EXERCISE REQUIREMENTS => Reproduce every one of the records below line for line, without changing anything.

GIVEN RECORDS =>
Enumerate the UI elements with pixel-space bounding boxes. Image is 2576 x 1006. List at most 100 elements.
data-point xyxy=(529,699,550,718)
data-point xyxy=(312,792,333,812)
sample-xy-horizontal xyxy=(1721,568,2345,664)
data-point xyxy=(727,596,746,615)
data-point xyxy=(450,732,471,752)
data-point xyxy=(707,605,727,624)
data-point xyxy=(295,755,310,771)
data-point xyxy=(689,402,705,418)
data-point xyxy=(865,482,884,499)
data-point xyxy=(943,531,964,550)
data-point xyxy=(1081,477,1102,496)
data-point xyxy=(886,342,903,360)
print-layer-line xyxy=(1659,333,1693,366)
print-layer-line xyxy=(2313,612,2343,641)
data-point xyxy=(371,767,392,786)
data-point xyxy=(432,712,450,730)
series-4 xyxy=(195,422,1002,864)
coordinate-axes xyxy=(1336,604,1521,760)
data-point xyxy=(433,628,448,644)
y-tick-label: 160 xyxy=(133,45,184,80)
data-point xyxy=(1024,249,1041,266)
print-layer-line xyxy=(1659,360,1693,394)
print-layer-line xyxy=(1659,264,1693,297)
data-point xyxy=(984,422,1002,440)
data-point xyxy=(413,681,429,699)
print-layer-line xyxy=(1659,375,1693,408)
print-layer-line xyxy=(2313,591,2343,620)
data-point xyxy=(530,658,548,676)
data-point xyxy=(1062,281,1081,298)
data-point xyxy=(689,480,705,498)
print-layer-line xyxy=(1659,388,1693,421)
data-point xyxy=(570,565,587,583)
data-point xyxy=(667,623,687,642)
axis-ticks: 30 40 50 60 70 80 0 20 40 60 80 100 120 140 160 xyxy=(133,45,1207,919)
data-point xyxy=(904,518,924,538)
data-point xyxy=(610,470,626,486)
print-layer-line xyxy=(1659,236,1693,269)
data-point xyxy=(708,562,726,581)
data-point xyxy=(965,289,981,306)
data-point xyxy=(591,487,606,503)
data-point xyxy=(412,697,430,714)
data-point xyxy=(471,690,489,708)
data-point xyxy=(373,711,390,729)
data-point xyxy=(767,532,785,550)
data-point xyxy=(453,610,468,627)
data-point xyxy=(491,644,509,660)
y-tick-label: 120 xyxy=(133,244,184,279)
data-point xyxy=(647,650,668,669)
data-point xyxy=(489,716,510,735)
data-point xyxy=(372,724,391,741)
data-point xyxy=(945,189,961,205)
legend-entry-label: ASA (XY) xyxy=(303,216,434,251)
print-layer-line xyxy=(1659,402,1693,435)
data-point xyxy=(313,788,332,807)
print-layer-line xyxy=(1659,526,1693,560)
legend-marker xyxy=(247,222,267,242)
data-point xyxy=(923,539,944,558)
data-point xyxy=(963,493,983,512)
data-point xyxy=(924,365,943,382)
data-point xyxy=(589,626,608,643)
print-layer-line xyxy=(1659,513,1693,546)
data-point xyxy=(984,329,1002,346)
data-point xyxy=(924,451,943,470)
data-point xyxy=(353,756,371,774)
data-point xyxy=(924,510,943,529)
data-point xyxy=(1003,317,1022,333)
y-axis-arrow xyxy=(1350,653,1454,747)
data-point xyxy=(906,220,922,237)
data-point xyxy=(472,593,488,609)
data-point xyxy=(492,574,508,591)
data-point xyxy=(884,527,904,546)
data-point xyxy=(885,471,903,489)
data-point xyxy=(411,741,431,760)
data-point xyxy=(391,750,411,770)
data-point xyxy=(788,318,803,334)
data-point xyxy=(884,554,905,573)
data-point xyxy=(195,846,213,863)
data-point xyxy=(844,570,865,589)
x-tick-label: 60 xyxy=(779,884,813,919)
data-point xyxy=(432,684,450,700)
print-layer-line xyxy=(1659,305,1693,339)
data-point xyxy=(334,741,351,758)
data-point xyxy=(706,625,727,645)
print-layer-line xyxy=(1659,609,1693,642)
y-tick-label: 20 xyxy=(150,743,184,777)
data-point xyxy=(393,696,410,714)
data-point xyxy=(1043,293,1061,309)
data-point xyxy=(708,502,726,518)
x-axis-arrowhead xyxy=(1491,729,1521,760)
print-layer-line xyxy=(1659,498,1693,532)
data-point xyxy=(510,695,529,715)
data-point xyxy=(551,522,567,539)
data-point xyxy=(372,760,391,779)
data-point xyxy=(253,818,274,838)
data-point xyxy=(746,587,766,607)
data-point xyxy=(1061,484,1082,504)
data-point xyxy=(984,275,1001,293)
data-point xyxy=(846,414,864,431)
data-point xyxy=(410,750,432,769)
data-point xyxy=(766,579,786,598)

ANSWER IN FULL =>
Enumerate the UI elements with pixel-space bounding boxes. Image is 2576 x 1006. List at most 100 elements.
data-point xyxy=(529,699,550,718)
data-point xyxy=(312,792,333,812)
sample-xy-horizontal xyxy=(1721,568,2345,664)
data-point xyxy=(727,596,746,615)
data-point xyxy=(450,732,471,752)
data-point xyxy=(707,605,727,624)
data-point xyxy=(295,755,310,771)
data-point xyxy=(689,402,705,418)
data-point xyxy=(865,482,884,499)
data-point xyxy=(943,531,964,550)
data-point xyxy=(1081,477,1102,496)
data-point xyxy=(886,342,903,360)
print-layer-line xyxy=(1659,333,1693,366)
print-layer-line xyxy=(2313,612,2343,641)
data-point xyxy=(371,767,392,786)
data-point xyxy=(432,712,450,730)
series-4 xyxy=(195,422,1002,864)
coordinate-axes xyxy=(1336,604,1521,760)
data-point xyxy=(433,628,448,644)
y-tick-label: 160 xyxy=(133,45,184,80)
data-point xyxy=(1024,249,1041,266)
print-layer-line xyxy=(1659,360,1693,394)
print-layer-line xyxy=(1659,264,1693,297)
data-point xyxy=(984,422,1002,440)
data-point xyxy=(413,681,429,699)
print-layer-line xyxy=(1659,375,1693,408)
print-layer-line xyxy=(2313,591,2343,620)
data-point xyxy=(530,658,548,676)
data-point xyxy=(1062,281,1081,298)
data-point xyxy=(689,480,705,498)
print-layer-line xyxy=(1659,388,1693,421)
data-point xyxy=(570,565,587,583)
data-point xyxy=(667,623,687,642)
axis-ticks: 30 40 50 60 70 80 0 20 40 60 80 100 120 140 160 xyxy=(133,45,1207,919)
data-point xyxy=(904,518,924,538)
data-point xyxy=(610,470,626,486)
print-layer-line xyxy=(1659,236,1693,269)
data-point xyxy=(708,562,726,581)
data-point xyxy=(965,289,981,306)
data-point xyxy=(591,487,606,503)
data-point xyxy=(412,697,430,714)
data-point xyxy=(471,690,489,708)
data-point xyxy=(373,711,390,729)
data-point xyxy=(767,532,785,550)
data-point xyxy=(453,610,468,627)
data-point xyxy=(491,644,509,660)
y-tick-label: 120 xyxy=(133,244,184,279)
data-point xyxy=(647,650,668,669)
data-point xyxy=(489,716,510,735)
data-point xyxy=(372,724,391,741)
data-point xyxy=(945,189,961,205)
legend-entry-label: ASA (XY) xyxy=(303,216,434,251)
print-layer-line xyxy=(1659,402,1693,435)
data-point xyxy=(313,788,332,807)
print-layer-line xyxy=(1659,526,1693,560)
legend-marker xyxy=(247,222,267,242)
data-point xyxy=(923,539,944,558)
data-point xyxy=(963,493,983,512)
data-point xyxy=(924,365,943,382)
data-point xyxy=(589,626,608,643)
print-layer-line xyxy=(1659,513,1693,546)
data-point xyxy=(984,329,1002,346)
data-point xyxy=(924,451,943,470)
data-point xyxy=(353,756,371,774)
data-point xyxy=(924,510,943,529)
data-point xyxy=(1003,317,1022,333)
y-axis-arrow xyxy=(1350,653,1454,747)
data-point xyxy=(906,220,922,237)
data-point xyxy=(472,593,488,609)
data-point xyxy=(492,574,508,591)
data-point xyxy=(884,527,904,546)
data-point xyxy=(885,471,903,489)
data-point xyxy=(411,741,431,760)
data-point xyxy=(391,750,411,770)
data-point xyxy=(788,318,803,334)
data-point xyxy=(884,554,905,573)
data-point xyxy=(195,846,213,863)
data-point xyxy=(844,570,865,589)
x-tick-label: 60 xyxy=(779,884,813,919)
data-point xyxy=(432,684,450,700)
print-layer-line xyxy=(1659,305,1693,339)
data-point xyxy=(334,741,351,758)
data-point xyxy=(706,625,727,645)
print-layer-line xyxy=(1659,609,1693,642)
y-tick-label: 20 xyxy=(150,743,184,777)
data-point xyxy=(393,696,410,714)
data-point xyxy=(1043,293,1061,309)
data-point xyxy=(708,502,726,518)
x-axis-arrowhead xyxy=(1491,729,1521,760)
print-layer-line xyxy=(1659,498,1693,532)
data-point xyxy=(510,695,529,715)
data-point xyxy=(551,522,567,539)
data-point xyxy=(372,760,391,779)
data-point xyxy=(253,818,274,838)
data-point xyxy=(746,587,766,607)
data-point xyxy=(1061,484,1082,504)
data-point xyxy=(984,275,1001,293)
data-point xyxy=(846,414,864,431)
data-point xyxy=(410,750,432,769)
data-point xyxy=(766,579,786,598)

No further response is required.